■ **WHAT THE TASK ASKS**
Which lines have the string "this"? Copy all of them from the entries below.

Some records
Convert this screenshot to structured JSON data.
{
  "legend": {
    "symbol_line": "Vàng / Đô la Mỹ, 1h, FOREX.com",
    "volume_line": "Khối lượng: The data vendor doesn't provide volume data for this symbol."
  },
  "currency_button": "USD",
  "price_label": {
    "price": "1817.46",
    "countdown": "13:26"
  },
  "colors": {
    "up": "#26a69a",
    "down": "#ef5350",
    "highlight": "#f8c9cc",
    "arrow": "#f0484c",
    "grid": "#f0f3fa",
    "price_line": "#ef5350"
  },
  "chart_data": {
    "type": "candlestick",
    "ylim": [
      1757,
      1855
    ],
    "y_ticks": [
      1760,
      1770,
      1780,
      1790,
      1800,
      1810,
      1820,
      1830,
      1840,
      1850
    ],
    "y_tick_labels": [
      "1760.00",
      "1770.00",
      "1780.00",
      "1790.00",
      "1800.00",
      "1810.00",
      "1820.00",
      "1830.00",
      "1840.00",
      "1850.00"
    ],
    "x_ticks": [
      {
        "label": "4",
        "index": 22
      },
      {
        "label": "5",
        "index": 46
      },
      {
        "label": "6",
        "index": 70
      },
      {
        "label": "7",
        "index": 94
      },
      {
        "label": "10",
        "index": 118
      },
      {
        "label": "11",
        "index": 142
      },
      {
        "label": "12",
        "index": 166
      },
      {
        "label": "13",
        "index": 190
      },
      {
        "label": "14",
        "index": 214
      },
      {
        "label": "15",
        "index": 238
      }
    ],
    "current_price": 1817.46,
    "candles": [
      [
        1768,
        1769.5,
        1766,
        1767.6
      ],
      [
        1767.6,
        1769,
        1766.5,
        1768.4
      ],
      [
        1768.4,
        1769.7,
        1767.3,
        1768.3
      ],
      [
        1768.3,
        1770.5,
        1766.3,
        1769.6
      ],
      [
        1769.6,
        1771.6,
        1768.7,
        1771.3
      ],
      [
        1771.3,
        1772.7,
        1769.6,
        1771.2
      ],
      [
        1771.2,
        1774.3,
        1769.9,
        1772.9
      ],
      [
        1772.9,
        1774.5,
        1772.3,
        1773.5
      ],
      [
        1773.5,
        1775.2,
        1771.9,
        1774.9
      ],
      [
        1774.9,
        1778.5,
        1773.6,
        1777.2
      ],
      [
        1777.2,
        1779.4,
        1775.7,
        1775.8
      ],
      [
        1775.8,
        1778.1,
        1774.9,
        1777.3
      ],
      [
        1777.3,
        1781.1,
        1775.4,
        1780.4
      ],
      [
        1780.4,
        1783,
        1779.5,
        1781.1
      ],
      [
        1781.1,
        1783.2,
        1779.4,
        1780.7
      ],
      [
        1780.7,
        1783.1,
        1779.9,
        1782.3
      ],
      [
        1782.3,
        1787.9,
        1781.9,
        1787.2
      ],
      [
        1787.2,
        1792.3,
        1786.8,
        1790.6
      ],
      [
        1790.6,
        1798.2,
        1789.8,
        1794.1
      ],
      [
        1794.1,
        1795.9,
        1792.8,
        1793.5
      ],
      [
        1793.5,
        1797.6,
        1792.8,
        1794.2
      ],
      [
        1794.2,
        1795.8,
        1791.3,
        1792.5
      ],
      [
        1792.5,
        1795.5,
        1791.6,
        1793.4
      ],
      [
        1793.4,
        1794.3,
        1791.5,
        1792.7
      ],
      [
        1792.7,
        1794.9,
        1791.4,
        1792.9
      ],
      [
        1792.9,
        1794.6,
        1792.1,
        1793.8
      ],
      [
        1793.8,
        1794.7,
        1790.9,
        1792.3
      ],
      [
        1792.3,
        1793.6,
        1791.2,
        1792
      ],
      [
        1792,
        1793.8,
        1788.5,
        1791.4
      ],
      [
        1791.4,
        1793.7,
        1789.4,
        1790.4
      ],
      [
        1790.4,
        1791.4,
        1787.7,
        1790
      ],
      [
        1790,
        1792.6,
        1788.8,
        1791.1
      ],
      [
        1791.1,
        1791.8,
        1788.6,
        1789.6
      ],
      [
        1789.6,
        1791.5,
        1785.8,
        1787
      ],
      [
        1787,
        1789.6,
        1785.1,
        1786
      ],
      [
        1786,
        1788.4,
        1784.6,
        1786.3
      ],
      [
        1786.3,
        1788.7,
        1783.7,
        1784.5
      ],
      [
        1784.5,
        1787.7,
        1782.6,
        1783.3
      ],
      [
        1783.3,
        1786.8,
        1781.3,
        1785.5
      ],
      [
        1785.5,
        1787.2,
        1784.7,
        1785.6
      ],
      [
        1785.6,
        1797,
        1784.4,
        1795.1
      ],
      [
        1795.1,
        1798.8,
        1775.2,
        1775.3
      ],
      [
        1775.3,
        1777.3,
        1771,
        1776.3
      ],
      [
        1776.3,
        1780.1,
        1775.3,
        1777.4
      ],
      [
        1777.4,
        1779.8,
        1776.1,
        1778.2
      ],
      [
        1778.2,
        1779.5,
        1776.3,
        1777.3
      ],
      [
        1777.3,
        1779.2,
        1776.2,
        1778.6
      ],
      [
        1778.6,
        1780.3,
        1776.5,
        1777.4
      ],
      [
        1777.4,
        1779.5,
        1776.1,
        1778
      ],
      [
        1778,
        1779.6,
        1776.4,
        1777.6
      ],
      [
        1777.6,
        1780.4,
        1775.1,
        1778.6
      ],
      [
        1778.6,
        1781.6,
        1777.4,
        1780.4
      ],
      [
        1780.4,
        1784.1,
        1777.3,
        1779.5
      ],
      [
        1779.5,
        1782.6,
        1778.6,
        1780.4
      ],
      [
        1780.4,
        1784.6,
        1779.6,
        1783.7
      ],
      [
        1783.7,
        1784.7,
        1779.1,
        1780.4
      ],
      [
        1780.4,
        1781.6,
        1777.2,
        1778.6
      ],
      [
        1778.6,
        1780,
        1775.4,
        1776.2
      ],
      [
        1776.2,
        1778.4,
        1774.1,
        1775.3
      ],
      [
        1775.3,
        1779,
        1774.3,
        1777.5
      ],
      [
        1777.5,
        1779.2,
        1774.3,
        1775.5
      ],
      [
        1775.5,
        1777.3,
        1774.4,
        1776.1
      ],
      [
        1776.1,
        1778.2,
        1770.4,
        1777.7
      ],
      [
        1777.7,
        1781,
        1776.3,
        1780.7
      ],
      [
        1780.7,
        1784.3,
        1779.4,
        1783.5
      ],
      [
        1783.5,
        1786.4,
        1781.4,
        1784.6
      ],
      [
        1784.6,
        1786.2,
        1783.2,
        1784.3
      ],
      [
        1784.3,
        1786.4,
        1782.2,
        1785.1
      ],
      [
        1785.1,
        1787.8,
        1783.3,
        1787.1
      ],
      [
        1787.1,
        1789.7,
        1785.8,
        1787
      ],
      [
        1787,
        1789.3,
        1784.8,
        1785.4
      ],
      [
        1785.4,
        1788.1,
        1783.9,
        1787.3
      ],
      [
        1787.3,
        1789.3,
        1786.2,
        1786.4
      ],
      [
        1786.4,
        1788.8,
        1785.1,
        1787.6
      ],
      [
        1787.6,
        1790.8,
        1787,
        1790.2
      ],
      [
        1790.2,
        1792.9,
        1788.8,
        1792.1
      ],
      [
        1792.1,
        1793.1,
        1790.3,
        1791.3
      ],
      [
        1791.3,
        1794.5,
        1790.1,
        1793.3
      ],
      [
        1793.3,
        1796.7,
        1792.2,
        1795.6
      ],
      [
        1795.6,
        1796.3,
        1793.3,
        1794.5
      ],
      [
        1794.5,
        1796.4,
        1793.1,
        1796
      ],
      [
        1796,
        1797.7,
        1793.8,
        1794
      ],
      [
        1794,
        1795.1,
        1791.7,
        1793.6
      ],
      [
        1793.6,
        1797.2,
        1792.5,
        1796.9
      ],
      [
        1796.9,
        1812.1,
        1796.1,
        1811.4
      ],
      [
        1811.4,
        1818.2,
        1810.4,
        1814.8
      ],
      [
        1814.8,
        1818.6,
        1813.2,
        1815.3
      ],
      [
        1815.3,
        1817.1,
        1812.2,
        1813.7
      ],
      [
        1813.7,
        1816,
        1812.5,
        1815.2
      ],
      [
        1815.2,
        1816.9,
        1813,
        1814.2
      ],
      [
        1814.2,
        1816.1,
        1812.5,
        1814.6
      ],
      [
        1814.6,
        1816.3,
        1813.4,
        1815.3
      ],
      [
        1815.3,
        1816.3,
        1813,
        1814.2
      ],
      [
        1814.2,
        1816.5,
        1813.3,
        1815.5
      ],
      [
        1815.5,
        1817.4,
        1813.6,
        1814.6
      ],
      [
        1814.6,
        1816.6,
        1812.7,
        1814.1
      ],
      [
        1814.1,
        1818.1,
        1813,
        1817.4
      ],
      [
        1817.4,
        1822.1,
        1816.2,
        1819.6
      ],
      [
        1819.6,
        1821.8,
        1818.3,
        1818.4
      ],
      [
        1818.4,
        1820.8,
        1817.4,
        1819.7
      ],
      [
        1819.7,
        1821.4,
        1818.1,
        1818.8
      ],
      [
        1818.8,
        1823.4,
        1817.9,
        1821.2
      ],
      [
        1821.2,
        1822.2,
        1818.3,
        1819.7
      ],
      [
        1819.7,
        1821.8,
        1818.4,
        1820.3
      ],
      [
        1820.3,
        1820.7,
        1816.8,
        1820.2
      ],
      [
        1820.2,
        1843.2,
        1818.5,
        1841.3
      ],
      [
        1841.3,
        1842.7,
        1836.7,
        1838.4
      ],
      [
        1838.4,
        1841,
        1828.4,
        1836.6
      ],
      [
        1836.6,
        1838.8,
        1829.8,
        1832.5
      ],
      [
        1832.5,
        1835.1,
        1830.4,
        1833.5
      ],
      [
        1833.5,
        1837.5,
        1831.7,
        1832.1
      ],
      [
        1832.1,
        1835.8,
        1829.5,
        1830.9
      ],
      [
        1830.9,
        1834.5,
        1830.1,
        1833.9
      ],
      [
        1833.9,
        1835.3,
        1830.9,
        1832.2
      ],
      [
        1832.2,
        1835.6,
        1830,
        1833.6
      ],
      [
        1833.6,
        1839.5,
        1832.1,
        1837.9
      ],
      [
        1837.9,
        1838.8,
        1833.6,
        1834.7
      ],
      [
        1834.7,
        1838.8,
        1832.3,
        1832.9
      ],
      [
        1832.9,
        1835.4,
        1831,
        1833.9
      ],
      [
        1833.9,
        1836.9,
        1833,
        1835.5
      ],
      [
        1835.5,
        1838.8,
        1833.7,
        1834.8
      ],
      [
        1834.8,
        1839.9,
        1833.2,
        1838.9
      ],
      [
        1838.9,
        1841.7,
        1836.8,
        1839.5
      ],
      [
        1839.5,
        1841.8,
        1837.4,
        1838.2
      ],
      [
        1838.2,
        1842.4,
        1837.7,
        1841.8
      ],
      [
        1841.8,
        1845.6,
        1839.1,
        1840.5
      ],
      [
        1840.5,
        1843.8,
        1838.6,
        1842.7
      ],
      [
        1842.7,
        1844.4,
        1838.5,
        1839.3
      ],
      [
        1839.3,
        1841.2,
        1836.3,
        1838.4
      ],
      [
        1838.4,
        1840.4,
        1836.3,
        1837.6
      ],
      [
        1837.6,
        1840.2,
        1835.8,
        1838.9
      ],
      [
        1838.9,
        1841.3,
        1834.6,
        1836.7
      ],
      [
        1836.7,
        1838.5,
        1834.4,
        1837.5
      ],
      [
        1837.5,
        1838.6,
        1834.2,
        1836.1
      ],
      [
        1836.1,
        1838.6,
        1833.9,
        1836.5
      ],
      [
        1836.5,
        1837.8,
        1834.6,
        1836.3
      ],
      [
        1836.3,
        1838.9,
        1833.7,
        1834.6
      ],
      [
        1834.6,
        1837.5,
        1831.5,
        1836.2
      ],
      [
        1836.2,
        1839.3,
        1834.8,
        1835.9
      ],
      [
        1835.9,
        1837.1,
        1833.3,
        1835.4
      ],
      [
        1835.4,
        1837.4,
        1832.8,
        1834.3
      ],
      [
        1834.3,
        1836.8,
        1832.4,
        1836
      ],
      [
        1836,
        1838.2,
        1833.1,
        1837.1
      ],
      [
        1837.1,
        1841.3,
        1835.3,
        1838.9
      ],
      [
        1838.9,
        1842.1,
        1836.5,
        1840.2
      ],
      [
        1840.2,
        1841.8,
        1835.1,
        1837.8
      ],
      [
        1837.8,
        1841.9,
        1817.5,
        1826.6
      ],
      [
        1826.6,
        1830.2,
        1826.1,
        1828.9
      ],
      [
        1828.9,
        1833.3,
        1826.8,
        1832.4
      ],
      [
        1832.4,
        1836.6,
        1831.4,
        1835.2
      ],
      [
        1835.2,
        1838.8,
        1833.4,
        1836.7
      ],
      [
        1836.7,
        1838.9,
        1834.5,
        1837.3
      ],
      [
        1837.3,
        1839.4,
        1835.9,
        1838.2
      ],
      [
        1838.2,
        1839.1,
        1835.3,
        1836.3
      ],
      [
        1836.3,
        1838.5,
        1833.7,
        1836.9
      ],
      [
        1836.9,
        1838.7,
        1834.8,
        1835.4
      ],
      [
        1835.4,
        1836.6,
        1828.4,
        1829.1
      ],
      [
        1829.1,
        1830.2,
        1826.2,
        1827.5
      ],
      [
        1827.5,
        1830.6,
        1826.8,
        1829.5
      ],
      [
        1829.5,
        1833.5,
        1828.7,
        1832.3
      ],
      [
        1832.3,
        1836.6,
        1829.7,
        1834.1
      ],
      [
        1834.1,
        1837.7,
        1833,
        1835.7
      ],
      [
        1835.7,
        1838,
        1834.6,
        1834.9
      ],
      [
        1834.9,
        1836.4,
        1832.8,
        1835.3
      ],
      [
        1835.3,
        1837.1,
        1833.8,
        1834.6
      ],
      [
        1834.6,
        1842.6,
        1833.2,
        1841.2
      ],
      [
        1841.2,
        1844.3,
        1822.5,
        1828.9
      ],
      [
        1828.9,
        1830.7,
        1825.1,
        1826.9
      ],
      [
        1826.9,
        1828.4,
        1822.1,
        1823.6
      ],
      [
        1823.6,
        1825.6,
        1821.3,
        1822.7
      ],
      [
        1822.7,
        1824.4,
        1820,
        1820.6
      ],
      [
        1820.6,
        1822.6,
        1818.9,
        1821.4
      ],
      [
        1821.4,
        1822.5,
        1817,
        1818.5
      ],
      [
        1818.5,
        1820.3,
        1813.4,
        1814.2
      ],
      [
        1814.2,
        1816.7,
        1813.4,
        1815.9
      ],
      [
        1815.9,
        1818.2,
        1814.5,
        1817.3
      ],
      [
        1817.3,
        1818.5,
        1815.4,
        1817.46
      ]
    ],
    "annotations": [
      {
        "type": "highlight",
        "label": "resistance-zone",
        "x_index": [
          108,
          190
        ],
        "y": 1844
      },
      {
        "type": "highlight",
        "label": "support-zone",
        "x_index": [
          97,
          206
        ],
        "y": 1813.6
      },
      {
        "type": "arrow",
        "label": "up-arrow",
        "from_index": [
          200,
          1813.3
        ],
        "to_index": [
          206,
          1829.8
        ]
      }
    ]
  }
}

■ **EXPECTED ANSWER**
Convert this screenshot to structured JSON data.
    "volume_line": "Khối lượng: The data vendor doesn't provide volume data for this symbol."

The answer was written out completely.